WHAT IS BEING ASKED: Retype all of the data exactly as given.

____________________

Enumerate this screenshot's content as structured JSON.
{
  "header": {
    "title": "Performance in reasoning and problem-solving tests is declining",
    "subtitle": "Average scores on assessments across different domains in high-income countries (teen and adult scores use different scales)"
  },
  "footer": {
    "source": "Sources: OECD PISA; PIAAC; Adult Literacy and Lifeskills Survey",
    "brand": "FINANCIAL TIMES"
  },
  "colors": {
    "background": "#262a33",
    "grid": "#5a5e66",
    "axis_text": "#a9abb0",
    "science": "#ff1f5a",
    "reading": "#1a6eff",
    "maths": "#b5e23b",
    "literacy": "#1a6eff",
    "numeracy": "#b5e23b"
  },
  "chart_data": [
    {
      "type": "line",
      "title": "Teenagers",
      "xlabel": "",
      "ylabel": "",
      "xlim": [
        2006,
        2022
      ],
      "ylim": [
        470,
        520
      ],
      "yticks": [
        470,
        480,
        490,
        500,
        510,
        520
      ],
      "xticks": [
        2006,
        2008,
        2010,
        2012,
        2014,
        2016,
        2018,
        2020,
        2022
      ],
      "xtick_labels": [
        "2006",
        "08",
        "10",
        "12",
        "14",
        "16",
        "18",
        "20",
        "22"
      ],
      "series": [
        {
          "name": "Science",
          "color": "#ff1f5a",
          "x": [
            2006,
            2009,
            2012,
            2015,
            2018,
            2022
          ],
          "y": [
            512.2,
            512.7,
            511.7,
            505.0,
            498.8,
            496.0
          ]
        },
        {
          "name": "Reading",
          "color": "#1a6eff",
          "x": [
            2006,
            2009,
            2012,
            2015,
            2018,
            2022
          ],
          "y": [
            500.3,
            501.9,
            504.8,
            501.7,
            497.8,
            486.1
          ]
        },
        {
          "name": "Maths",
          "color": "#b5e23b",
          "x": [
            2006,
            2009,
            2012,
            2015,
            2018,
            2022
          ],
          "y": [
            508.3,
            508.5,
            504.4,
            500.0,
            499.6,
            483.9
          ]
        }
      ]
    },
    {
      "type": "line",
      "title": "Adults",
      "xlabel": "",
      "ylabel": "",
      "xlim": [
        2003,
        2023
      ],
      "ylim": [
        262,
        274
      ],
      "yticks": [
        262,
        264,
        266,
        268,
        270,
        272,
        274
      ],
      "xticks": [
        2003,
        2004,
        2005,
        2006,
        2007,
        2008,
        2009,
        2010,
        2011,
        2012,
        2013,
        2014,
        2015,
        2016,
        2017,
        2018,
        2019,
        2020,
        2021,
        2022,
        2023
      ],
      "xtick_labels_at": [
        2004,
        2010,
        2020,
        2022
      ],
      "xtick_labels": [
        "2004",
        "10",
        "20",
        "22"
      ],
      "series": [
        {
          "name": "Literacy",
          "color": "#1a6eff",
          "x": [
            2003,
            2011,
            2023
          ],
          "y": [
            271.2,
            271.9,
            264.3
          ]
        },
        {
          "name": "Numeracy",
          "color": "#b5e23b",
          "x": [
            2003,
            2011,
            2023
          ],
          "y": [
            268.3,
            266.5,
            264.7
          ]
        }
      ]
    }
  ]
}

____________________

THE SOLUTION:
Enumerate this screenshot's content as structured JSON.
{
  "header": {
    "title": "Performance in reasoning and problem-solving tests is declining",
    "subtitle": "Average scores on assessments across different domains in high-income countries (teen and adult scores use different scales)"
  },
  "footer": {
    "source": "Sources: OECD PISA; PIAAC; Adult Literacy and Lifeskills Survey",
    "brand": "FINANCIAL TIMES"
  },
  "colors": {
    "background": "#262a33",
    "grid": "#5a5e66",
    "axis_text": "#a9abb0",
    "science": "#ff1f5a",
    "reading": "#1a6eff",
    "maths": "#b5e23b",
    "literacy": "#1a6eff",
    "numeracy": "#b5e23b"
  },
  "chart_data": [
    {
      "type": "line",
      "title": "Teenagers",
      "xlabel": "",
      "ylabel": "",
      "xlim": [
        2006,
        2022
      ],
      "ylim": [
        470,
        520
      ],
      "yticks": [
        470,
        480,
        490,
        500,
        510,
        520
      ],
      "xticks": [
        2006,
        2008,
        2010,
        2012,
        2014,
        2016,
        2018,
        2020,
        2022
      ],
      "xtick_labels": [
        "2006",
        "08",
        "10",
        "12",
        "14",
        "16",
        "18",
        "20",
        "22"
      ],
      "series": [
        {
          "name": "Science",
          "color": "#ff1f5a",
          "x": [
            2006,
            2009,
            2012,
            2015,
            2018,
            2022
          ],
          "y": [
            512.2,
            512.7,
            511.7,
            505.0,
            498.8,
            496.0
          ]
        },
        {
          "name": "Reading",
          "color": "#1a6eff",
          "x": [
            2006,
            2009,
            2012,
            2015,
            2018,
            2022
          ],
          "y": [
            500.3,
            501.9,
            504.8,
            501.7,
            497.8,
            486.1
          ]
        },
        {
          "name": "Maths",
          "color": "#b5e23b",
          "x": [
            2006,
            2009,
            2012,
            2015,
            2018,
            2022
          ],
          "y": [
            508.3,
            508.5,
            504.4,
            500.0,
            499.6,
            483.9
          ]
        }
      ]
    },
    {
      "type": "line",
      "title": "Adults",
      "xlabel": "",
      "ylabel": "",
      "xlim": [
        2003,
        2023
      ],
      "ylim": [
        262,
        274
      ],
      "yticks": [
        262,
        264,
        266,
        268,
        270,
        272,
        274
      ],
      "xticks": [
        2003,
        2004,
        2005,
        2006,
        2007,
        2008,
        2009,
        2010,
        2011,
        2012,
        2013,
        2014,
        2015,
        2016,
        2017,
        2018,
        2019,
        2020,
        2021,
        2022,
        2023
      ],
      "xtick_labels_at": [
        2004,
        2010,
        2020,
        2022
      ],
      "xtick_labels": [
        "2004",
        "10",
        "20",
        "22"
      ],
      "series": [
        {
          "name": "Literacy",
          "color": "#1a6eff",
          "x": [
            2003,
            2011,
            2023
          ],
          "y": [
            271.2,
            271.9,
            264.3
          ]
        },
        {
          "name": "Numeracy",
          "color": "#b5e23b",
          "x": [
            2003,
            2011,
            2023
          ],
          "y": [
            268.3,
            266.5,
            264.7
          ]
        }
      ]
    }
  ]
}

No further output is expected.